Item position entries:
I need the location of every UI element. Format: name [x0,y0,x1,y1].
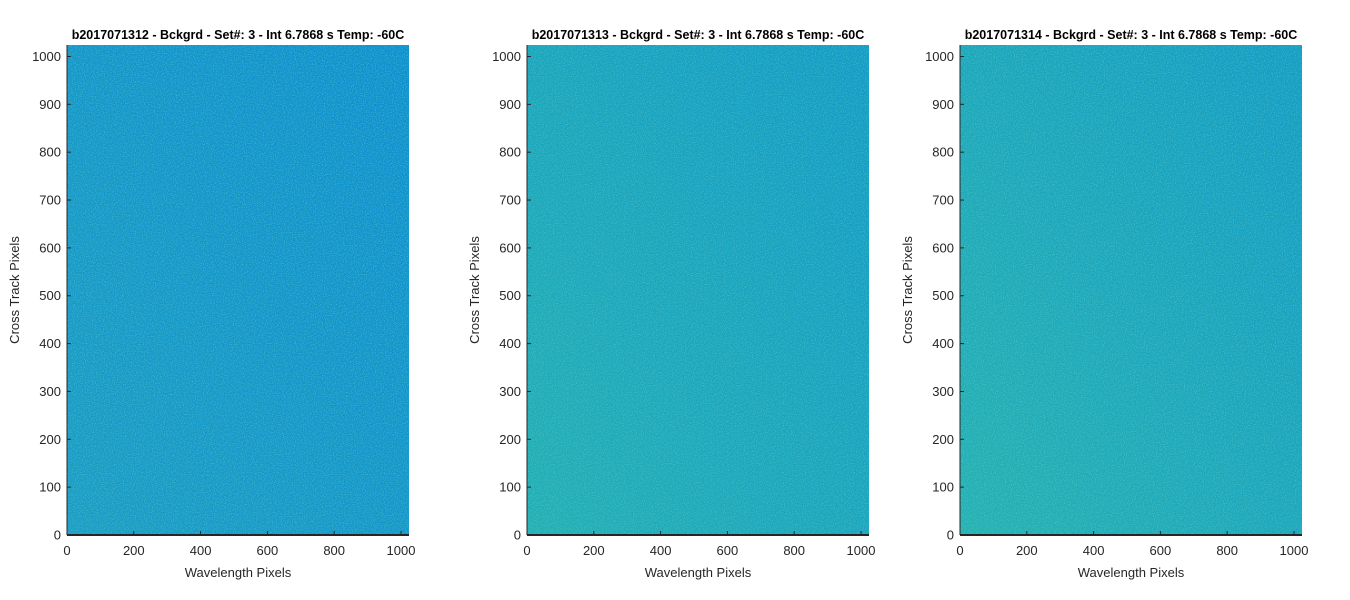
subplot-1-ytick-label: 800 [39,145,61,160]
subplot-1-ytick-label: 0 [54,528,61,543]
subplot-1-xlabel: Wavelength Pixels [185,565,292,580]
subplot-1-xtick-label: 400 [190,543,212,558]
subplot-3-xtick-label: 800 [1216,543,1238,558]
subplot-1-heatmap-noise [67,45,409,535]
subplot-1-ytick-label: 400 [39,336,61,351]
subplot-1-title: b2017071312 - Bckgrd - Set#: 3 - Int 6.7… [72,28,405,42]
subplot-3-xtick-label: 400 [1083,543,1105,558]
subplot-1-ytick-label: 1000 [32,49,61,64]
subplot-2-ytick-label: 700 [499,193,521,208]
subplot-2-ytick-label: 800 [499,145,521,160]
subplot-1-xtick-label: 600 [257,543,279,558]
subplot-1-xtick-label: 0 [63,543,70,558]
subplot-3-xlabel: Wavelength Pixels [1078,565,1185,580]
subplot-1-plot: 0 100 200 300 400 500 600 700 800 900 1000 0 200 400 6… [32,45,415,558]
subplot-1-ytick-label: 300 [39,384,61,399]
subplot-2-xtick-label: 1000 [847,543,876,558]
subplot-3-title: b2017071314 - Bckgrd - Set#: 3 - Int 6.7… [965,28,1298,42]
subplot-3-ytick-label: 800 [932,145,954,160]
subplot-2-xlabel: Wavelength Pixels [645,565,752,580]
subplot-1-ytick-label: 100 [39,480,61,495]
subplot-2-plot: 0 100 200 300 400 500 600 700 800 900 1000 0 200 400 6… [492,45,875,558]
subplot-1-ytick-label: 500 [39,288,61,303]
subplot-2-ytick-label: 900 [499,97,521,112]
subplot-2-ytick-label: 100 [499,480,521,495]
subplot-3-xtick-label: 200 [1016,543,1038,558]
subplot-2-ytick-label: 600 [499,240,521,255]
subplot-1-xtick-label: 1000 [387,543,416,558]
subplot-2-ytick-label: 500 [499,288,521,303]
subplot-2-heatmap-noise [527,45,869,535]
subplot-2-xtick-label: 600 [717,543,739,558]
subplot-2-xtick-label: 800 [783,543,805,558]
subplot-2-title: b2017071313 - Bckgrd - Set#: 3 - Int 6.7… [532,28,865,42]
subplot-3-xtick-label: 600 [1150,543,1172,558]
subplot-3-plot: 0 100 200 300 400 500 600 700 800 900 1000 0 200 400 6… [925,45,1308,558]
subplot-3-ytick-label: 600 [932,240,954,255]
subplot-3-xtick-label: 1000 [1280,543,1309,558]
subplot-2: b2017071313 - Bckgrd - Set#: 3 - Int 6.7… [467,28,864,580]
subplot-2-ytick-label: 200 [499,432,521,447]
subplot-3-heatmap-noise [960,45,1302,535]
subplot-3-ylabel: Cross Track Pixels [900,236,915,344]
subplot-3-ytick-label: 400 [932,336,954,351]
subplot-3-ytick-label: 100 [932,480,954,495]
subplot-2-xtick-label: 400 [650,543,672,558]
subplot-1-xtick-label: 200 [123,543,145,558]
subplot-2-ytick-label: 0 [514,528,521,543]
subplot-3-ytick-label: 500 [932,288,954,303]
subplot-1-ytick-label: 700 [39,193,61,208]
subplot-3-ytick-label: 1000 [925,49,954,64]
subplot-3: b2017071314 - Bckgrd - Set#: 3 - Int 6.7… [900,28,1297,580]
subplot-1-ytick-label: 900 [39,97,61,112]
subplot-2-xtick-label: 0 [523,543,530,558]
subplot-3-ytick-label: 200 [932,432,954,447]
subplot-2-ytick-label: 400 [499,336,521,351]
subplot-1-xtick-label: 800 [323,543,345,558]
subplot-3-ytick-label: 900 [932,97,954,112]
subplot-3-ytick-label: 700 [932,193,954,208]
subplot-2-ytick-label: 300 [499,384,521,399]
subplot-1-ytick-label: 600 [39,240,61,255]
subplot-2-ylabel: Cross Track Pixels [467,236,482,344]
subplot-3-ytick-label: 0 [947,528,954,543]
subplot-2-ytick-label: 1000 [492,49,521,64]
subplot-3-xtick-label: 0 [956,543,963,558]
subplot-3-ytick-label: 300 [932,384,954,399]
subplot-2-xtick-label: 200 [583,543,605,558]
subplot-1-ylabel: Cross Track Pixels [7,236,22,344]
subplot-1: b2017071312 - Bckgrd - Set#: 3 - Int 6.7… [7,28,404,580]
subplot-1-ytick-label: 200 [39,432,61,447]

- **Exercise**:
Rewrite every line of the items with "Wavelength" changed to "Spectral" and nothing else altered, omitting the pictures.

- **Response for this exercise**:
I need the location of every UI element. Format: name [x0,y0,x1,y1].
subplot-1-ytick-label: 800 [39,145,61,160]
subplot-1-ytick-label: 0 [54,528,61,543]
subplot-1-xlabel: Spectral Pixels [185,565,292,580]
subplot-1-xtick-label: 400 [190,543,212,558]
subplot-3-xtick-label: 800 [1216,543,1238,558]
subplot-1-heatmap-noise [67,45,409,535]
subplot-1-ytick-label: 400 [39,336,61,351]
subplot-1-title: b2017071312 - Bckgrd - Set#: 3 - Int 6.7… [72,28,405,42]
subplot-3-xtick-label: 400 [1083,543,1105,558]
subplot-1-ytick-label: 1000 [32,49,61,64]
subplot-2-ytick-label: 700 [499,193,521,208]
subplot-2-ytick-label: 800 [499,145,521,160]
subplot-1-xtick-label: 600 [257,543,279,558]
subplot-1-xtick-label: 0 [63,543,70,558]
subplot-3-xlabel: Spectral Pixels [1078,565,1185,580]
subplot-1-plot: 0 100 200 300 400 500 600 700 800 900 1000 0 200 400 6… [32,45,415,558]
subplot-1-ytick-label: 300 [39,384,61,399]
subplot-2-xtick-label: 1000 [847,543,876,558]
subplot-3-title: b2017071314 - Bckgrd - Set#: 3 - Int 6.7… [965,28,1298,42]
subplot-3-ytick-label: 800 [932,145,954,160]
subplot-2-xlabel: Spectral Pixels [645,565,752,580]
subplot-1-ytick-label: 100 [39,480,61,495]
subplot-2-plot: 0 100 200 300 400 500 600 700 800 900 1000 0 200 400 6… [492,45,875,558]
subplot-1-ytick-label: 500 [39,288,61,303]
subplot-2-ytick-label: 900 [499,97,521,112]
subplot-2-ytick-label: 100 [499,480,521,495]
subplot-3-xtick-label: 200 [1016,543,1038,558]
subplot-2-ytick-label: 600 [499,240,521,255]
subplot-1-xtick-label: 1000 [387,543,416,558]
subplot-2-ytick-label: 500 [499,288,521,303]
subplot-2-heatmap-noise [527,45,869,535]
subplot-2-xtick-label: 600 [717,543,739,558]
subplot-2-xtick-label: 800 [783,543,805,558]
subplot-2-title: b2017071313 - Bckgrd - Set#: 3 - Int 6.7… [532,28,865,42]
subplot-3-xtick-label: 600 [1150,543,1172,558]
subplot-3-plot: 0 100 200 300 400 500 600 700 800 900 1000 0 200 400 6… [925,45,1308,558]
subplot-3-ytick-label: 600 [932,240,954,255]
subplot-3-xtick-label: 1000 [1280,543,1309,558]
subplot-2: b2017071313 - Bckgrd - Set#: 3 - Int 6.7… [467,28,864,580]
subplot-2-ytick-label: 200 [499,432,521,447]
subplot-3-heatmap-noise [960,45,1302,535]
subplot-3-ylabel: Cross Track Pixels [900,236,915,344]
subplot-3-ytick-label: 400 [932,336,954,351]
subplot-3-ytick-label: 100 [932,480,954,495]
subplot-2-xtick-label: 400 [650,543,672,558]
subplot-1-xtick-label: 200 [123,543,145,558]
subplot-2-ytick-label: 0 [514,528,521,543]
subplot-3-ytick-label: 500 [932,288,954,303]
subplot-1-ytick-label: 700 [39,193,61,208]
subplot-3-ytick-label: 1000 [925,49,954,64]
subplot-3: b2017071314 - Bckgrd - Set#: 3 - Int 6.7… [900,28,1297,580]
subplot-1-ytick-label: 900 [39,97,61,112]
subplot-2-xtick-label: 0 [523,543,530,558]
subplot-3-ytick-label: 200 [932,432,954,447]
subplot-2-ytick-label: 400 [499,336,521,351]
subplot-1-xtick-label: 800 [323,543,345,558]
subplot-3-ytick-label: 900 [932,97,954,112]
subplot-3-ytick-label: 700 [932,193,954,208]
subplot-2-ytick-label: 300 [499,384,521,399]
subplot-1-ytick-label: 600 [39,240,61,255]
subplot-2-ylabel: Cross Track Pixels [467,236,482,344]
subplot-3-ytick-label: 0 [947,528,954,543]
subplot-2-ytick-label: 1000 [492,49,521,64]
subplot-3-xtick-label: 0 [956,543,963,558]
subplot-3-ytick-label: 300 [932,384,954,399]
subplot-2-xtick-label: 200 [583,543,605,558]
subplot-1-ylabel: Cross Track Pixels [7,236,22,344]
subplot-1: b2017071312 - Bckgrd - Set#: 3 - Int 6.7… [7,28,404,580]
subplot-1-ytick-label: 200 [39,432,61,447]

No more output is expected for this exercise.